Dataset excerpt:
-=-=-=-=-
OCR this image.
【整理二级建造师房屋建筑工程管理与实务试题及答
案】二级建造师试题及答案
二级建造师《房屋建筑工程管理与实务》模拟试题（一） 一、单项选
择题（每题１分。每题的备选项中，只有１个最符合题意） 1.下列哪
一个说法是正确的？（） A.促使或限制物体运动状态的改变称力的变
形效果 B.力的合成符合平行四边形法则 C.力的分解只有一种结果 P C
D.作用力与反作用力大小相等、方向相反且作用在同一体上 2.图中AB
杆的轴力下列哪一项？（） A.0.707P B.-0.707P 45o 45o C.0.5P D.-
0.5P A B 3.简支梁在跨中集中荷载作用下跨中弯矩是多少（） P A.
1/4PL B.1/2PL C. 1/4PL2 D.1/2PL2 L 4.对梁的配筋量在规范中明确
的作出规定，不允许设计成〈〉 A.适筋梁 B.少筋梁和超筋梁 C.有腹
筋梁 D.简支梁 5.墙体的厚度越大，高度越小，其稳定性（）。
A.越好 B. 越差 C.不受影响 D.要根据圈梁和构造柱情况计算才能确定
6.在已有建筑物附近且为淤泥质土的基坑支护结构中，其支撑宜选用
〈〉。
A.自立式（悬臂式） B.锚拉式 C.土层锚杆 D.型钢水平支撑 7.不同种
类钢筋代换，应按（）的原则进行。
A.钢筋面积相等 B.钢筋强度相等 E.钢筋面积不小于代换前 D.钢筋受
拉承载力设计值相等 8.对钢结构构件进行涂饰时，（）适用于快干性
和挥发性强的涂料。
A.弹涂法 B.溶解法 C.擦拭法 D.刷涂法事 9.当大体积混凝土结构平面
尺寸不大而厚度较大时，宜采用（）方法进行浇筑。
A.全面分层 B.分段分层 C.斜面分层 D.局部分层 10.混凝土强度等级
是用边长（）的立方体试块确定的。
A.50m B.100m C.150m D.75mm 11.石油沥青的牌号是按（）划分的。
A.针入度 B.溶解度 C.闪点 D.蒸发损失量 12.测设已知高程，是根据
-=-=-=-=-
INSTRUCTIONS TO FOLLOW
Retype the data in full and match it exactly.

ANSWER FOR THE TASK
OCR this image.
【整理二级建造师房屋建筑工程管理与实务试题及答
案】二级建造师试题及答案
二级建造师《房屋建筑工程管理与实务》模拟试题（一） 一、单项选
择题（每题１分。每题的备选项中，只有１个最符合题意） 1.下列哪
一个说法是正确的？（） A.促使或限制物体运动状态的改变称力的变
形效果 B.力的合成符合平行四边形法则 C.力的分解只有一种结果 P C
D.作用力与反作用力大小相等、方向相反且作用在同一体上 2.图中AB
杆的轴力下列哪一项？（） A.0.707P B.-0.707P 45o 45o C.0.5P D.-
0.5P A B 3.简支梁在跨中集中荷载作用下跨中弯矩是多少（） P A.
1/4PL B.1/2PL C. 1/4PL2 D.1/2PL2 L 4.对梁的配筋量在规范中明确
的作出规定，不允许设计成〈〉 A.适筋梁 B.少筋梁和超筋梁 C.有腹
筋梁 D.简支梁 5.墙体的厚度越大，高度越小，其稳定性（）。
A.越好 B. 越差 C.不受影响 D.要根据圈梁和构造柱情况计算才能确定
6.在已有建筑物附近且为淤泥质土的基坑支护结构中，其支撑宜选用
〈〉。
A.自立式（悬臂式） B.锚拉式 C.土层锚杆 D.型钢水平支撑 7.不同种
类钢筋代换，应按（）的原则进行。
A.钢筋面积相等 B.钢筋强度相等 E.钢筋面积不小于代换前 D.钢筋受
拉承载力设计值相等 8.对钢结构构件进行涂饰时，（）适用于快干性
和挥发性强的涂料。
A.弹涂法 B.溶解法 C.擦拭法 D.刷涂法事 9.当大体积混凝土结构平面
尺寸不大而厚度较大时，宜采用（）方法进行浇筑。
A.全面分层 B.分段分层 C.斜面分层 D.局部分层 10.混凝土强度等级
是用边长（）的立方体试块确定的。
A.50m B.100m C.150m D.75mm 11.石油沥青的牌号是按（）划分的。
A.针入度 B.溶解度 C.闪点 D.蒸发损失量 12.测设已知高程，是根据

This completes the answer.